» **Problem**
List every line below containing "ufficio".
** start **
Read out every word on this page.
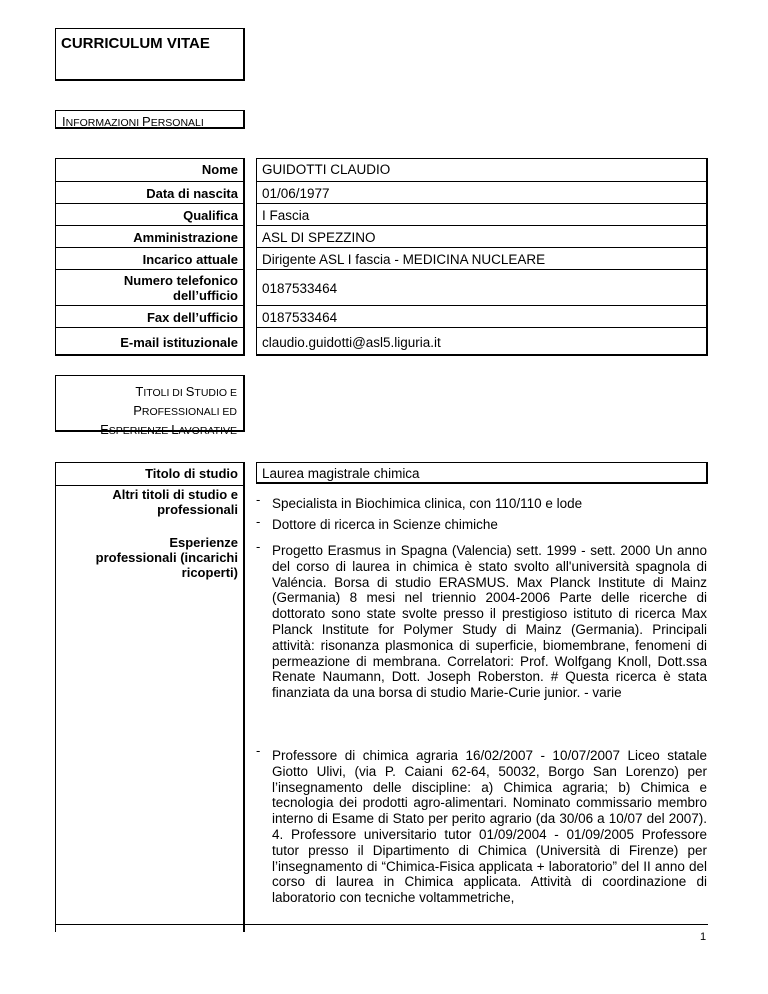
CURRICULUM VITAE
INFORMAZIONI PERSONALI
Nome
Data di nascita
Qualifica
Amministrazione
Incarico attuale
Numero telefonico dell’ufficio
Fax dell’ufficio
E-mail istituzionale
GUIDOTTI CLAUDIO
01/06/1977
I Fascia
ASL DI SPEZZINO
Dirigente ASL I fascia - MEDICINA NUCLEARE
0187533464
0187533464
claudio.guidotti@asl5.liguria.it
TITOLI DI STUDIO E
PROFESSIONALI ED
ESPERIENZE LAVORATIVE
Titolo di studio
Altri titoli di studio e professionali
Esperienze professionali (incarichi ricoperti)
Laurea magistrale chimica
- Specialista in Biochimica clinica, con 110/110 e lode
- Dottore di ricerca in Scienze chimiche
- Progetto Erasmus in Spagna (Valencia) sett. 1999 - sett. 2000 Un anno del corso di laurea in chimica è stato svolto all'università spagnola di Valéncia. Borsa di studio ERASMUS. Max Planck Institute di Mainz (Germania) 8 mesi nel triennio 2004-2006 Parte delle ricerche di dottorato sono state svolte presso il prestigioso istituto di ricerca Max Planck Institute for Polymer Study di Mainz (Germania). Principali attività: risonanza plasmonica di superficie, biomembrane, fenomeni di permeazione di membrana. Correlatori: Prof. Wolfgang Knoll, Dott.ssa Renate Naumann, Dott. Joseph Roberston. # Questa ricerca è stata finanziata da una borsa di studio Marie-Curie junior. - varie
- Professore di chimica agraria 16/02/2007 - 10/07/2007 Liceo statale Giotto Ulivi, (via P. Caiani 62-64, 50032, Borgo San Lorenzo) per l’insegnamento delle discipline: a) Chimica agraria; b) Chimica e tecnologia dei prodotti agro-alimentari. Nominato commissario membro interno di Esame di Stato per perito agrario (da 30/06 a 10/07 del 2007). 4. Professore universitario tutor 01/09/2004 - 01/09/2005 Professore tutor presso il Dipartimento di Chimica (Università di Firenze) per l’insegnamento di “Chimica-Fisica applicata + laboratorio” del II anno del corso di laurea in Chimica applicata. Attività di coordinazione di laboratorio con tecniche voltammetriche,
1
** end **
» **Exercise result**
Numero telefonico dell’ufficio
Fax dell’ufficio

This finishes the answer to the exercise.